Like many of his U.S. press colleagues, New York Times foreign policy columnist Thomas L. Friedman has pronounced himself “unreservedly happy” about the Iraqi election of Jan. 30, adding: “you should be, too.”

But there is a dark potential to those pleasing images of Iraqis voting in the face of violence. Rather than pointing toward an exit for the United States from Iraq, the election may be just another mirage leading U.S. troops deeper into Iraq’s long and bloody history of sectarian violence between Sunnis and Shiites.

Indeed, if the Sunni-based insurgency doesn’t give up in the months ahead, American soldiers could find themselves enmeshed in a long and brutal civil war helping the Shiite majority crush the resistance of the Sunni minority. The Sunnis, who have long dominated Iraq, find themselves in a tight corner and may see little choice but to fight on.

The U.S. invasion of Iraq in March 2003 started the Sunnis’ reversal of fortune by ousting the Sunni-run government of Saddam Hussein. Since then, the armed resistance, based in the so-called Sunni Triangle, has represented the Sunnis’ reaction to their sharply diminished status as well as their resentment of the U.S.-led military occupation.

Now, the election has hardened this new reality of the Sunnis’ secondary role, leaving them a painful choice of either accepting Shiite domination of the country’s political system or challenging the powerful U.S. military in a guerrilla war that could turn many Sunni communities into smoking ruins like Fallujah.

Bush’s Bandwagon

Those troubling prospects represent a scenario that the U.S. news media has largely ignored amid the effusive coverage of the Iraqi election. As Iraqis raised fingers stained with voting ink, American journalists scrambled over each other to climb on board George W. Bush’s bandwagon.

Just as the U.S. press corps feared challenging Bush during the WMD hysteria in fall 2002 or after the toppled Saddam Hussein statue in spring 2003, the press corps treated the Iraqi election as an unquestioned success story, much as Friedman did in his New York Times column, which was entitled “A Day to Remember.” [NYT, Feb. 3, 2005]

But, like those earlier examples of press acquiescence, the lack of skepticism about the real meaning of the Jan. 30 election carries more potential dangers for Americans, especially if the triumphal Bush administration now starts dusting off its most ambitious plans for the Middle East.

If that happens, the military disaster in Iraq – already with the deaths of more than 1,400 American soldiers and tens of thousands of Iraqis – could be just a prelude to more catastrophes to come.

Iraq Mistakes

Indeed, many of the U.S. mistakes in Iraq can be traced to the American euphoria after the successful three-week U.S. military campaign that ousted Hussein in April 2003. Just weeks later, Bush donned a flight suit, landed on a U.S. aircraft carrier returning home from Iraq, and pronounced the end of major combat while standing under a banner reading “Mission Accomplished.”

Then, instead of moving to hold quick elections favored by the first U.S. administrator in Iraq, retired Gen. Jay Garner, Bush’s neoconservative advisers pushed instead to restructure Iraq’s economy by selling off government assets and adopting a “free-market” model. A quick election might have given some legitimacy to a new Iraqi government and left less political space for insurgents to build their resistance to the U.S. occupation.

* _Provided material_
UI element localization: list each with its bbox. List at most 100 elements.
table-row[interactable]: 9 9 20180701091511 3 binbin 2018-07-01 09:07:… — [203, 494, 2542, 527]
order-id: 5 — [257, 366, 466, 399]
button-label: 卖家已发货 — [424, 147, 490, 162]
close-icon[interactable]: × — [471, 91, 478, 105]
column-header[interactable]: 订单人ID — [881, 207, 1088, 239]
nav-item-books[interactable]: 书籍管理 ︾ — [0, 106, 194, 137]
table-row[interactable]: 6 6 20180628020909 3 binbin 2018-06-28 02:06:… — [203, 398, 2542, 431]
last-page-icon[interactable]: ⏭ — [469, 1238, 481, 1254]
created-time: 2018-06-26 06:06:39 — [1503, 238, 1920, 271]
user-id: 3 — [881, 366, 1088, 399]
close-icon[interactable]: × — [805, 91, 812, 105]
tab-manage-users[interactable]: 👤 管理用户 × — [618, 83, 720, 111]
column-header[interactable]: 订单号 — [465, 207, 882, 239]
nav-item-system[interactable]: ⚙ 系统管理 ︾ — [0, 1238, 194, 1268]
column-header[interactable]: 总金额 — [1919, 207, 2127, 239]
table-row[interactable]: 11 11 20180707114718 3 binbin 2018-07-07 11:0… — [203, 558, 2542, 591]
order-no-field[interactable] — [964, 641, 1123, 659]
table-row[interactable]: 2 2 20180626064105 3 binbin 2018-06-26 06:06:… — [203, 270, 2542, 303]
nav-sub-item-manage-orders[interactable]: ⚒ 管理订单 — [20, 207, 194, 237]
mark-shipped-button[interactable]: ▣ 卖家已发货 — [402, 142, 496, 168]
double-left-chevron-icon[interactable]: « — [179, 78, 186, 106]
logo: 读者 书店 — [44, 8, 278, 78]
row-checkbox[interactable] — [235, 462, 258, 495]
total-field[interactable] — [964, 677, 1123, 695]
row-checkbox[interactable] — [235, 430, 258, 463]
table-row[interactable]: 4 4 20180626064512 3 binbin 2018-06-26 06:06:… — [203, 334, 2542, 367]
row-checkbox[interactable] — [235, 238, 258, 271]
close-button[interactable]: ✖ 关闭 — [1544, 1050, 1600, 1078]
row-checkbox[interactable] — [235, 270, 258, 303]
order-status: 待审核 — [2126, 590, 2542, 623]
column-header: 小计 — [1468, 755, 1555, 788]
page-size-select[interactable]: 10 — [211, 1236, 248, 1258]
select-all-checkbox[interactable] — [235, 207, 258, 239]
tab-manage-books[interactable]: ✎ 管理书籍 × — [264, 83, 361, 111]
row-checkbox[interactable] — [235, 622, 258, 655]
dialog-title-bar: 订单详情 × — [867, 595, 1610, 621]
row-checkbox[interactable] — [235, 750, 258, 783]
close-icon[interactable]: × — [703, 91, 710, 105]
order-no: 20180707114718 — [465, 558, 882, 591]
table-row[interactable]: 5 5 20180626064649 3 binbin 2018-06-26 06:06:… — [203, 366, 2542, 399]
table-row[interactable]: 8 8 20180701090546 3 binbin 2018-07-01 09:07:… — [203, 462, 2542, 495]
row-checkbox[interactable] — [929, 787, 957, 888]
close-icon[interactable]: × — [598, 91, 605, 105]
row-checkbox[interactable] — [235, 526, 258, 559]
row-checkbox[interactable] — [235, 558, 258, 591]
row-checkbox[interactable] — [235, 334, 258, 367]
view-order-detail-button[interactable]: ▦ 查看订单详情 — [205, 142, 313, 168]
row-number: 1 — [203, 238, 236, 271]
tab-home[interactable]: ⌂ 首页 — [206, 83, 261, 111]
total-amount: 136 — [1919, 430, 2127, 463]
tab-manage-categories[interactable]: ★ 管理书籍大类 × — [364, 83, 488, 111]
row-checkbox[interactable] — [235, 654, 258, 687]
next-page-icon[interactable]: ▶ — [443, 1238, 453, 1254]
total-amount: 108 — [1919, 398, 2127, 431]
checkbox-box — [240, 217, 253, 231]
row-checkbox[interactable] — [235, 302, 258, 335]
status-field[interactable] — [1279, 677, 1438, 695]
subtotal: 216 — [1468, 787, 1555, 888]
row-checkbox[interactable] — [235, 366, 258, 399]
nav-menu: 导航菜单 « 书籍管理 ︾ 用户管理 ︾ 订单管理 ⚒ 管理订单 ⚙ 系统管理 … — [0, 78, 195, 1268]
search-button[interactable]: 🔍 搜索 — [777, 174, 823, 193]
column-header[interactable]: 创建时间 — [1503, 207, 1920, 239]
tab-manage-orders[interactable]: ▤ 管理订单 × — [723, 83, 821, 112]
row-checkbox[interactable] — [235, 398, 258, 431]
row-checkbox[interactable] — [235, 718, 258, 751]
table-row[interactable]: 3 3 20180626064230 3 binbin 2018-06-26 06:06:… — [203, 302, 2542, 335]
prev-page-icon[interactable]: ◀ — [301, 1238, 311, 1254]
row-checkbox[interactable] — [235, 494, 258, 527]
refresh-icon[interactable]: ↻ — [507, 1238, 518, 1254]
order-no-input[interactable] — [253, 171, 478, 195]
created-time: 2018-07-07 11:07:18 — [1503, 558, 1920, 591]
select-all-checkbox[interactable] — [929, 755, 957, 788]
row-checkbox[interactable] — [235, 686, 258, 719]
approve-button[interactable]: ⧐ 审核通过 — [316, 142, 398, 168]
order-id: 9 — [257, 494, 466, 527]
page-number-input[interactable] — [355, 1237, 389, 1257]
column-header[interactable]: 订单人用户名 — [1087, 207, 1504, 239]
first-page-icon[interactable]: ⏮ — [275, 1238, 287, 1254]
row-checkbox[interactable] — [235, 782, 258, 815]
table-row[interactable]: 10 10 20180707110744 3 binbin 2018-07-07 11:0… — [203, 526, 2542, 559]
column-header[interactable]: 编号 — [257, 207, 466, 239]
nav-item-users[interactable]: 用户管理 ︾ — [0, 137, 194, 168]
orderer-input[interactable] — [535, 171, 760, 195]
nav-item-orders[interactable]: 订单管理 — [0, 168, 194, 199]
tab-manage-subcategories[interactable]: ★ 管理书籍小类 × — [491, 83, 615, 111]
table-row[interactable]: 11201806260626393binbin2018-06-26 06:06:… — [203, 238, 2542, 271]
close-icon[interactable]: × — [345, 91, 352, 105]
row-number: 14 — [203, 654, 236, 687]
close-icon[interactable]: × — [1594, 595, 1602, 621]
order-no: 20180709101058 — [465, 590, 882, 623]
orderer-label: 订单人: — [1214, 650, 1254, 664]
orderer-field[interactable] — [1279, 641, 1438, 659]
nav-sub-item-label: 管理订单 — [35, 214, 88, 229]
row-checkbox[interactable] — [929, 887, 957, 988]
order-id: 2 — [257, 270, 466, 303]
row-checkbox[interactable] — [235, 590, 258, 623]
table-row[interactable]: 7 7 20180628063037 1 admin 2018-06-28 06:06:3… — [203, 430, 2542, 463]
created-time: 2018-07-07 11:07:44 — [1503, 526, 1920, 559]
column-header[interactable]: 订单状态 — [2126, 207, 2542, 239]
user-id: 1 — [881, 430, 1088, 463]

* _Instruction_
In the text on the Iraqi election, what was the title of Thomas L. Friedman's New York Times column about the vote? The lines are separate material and have nothing to do with the text on the Iraqi election.

* _Solution to the exercise_
"A Day to Remember."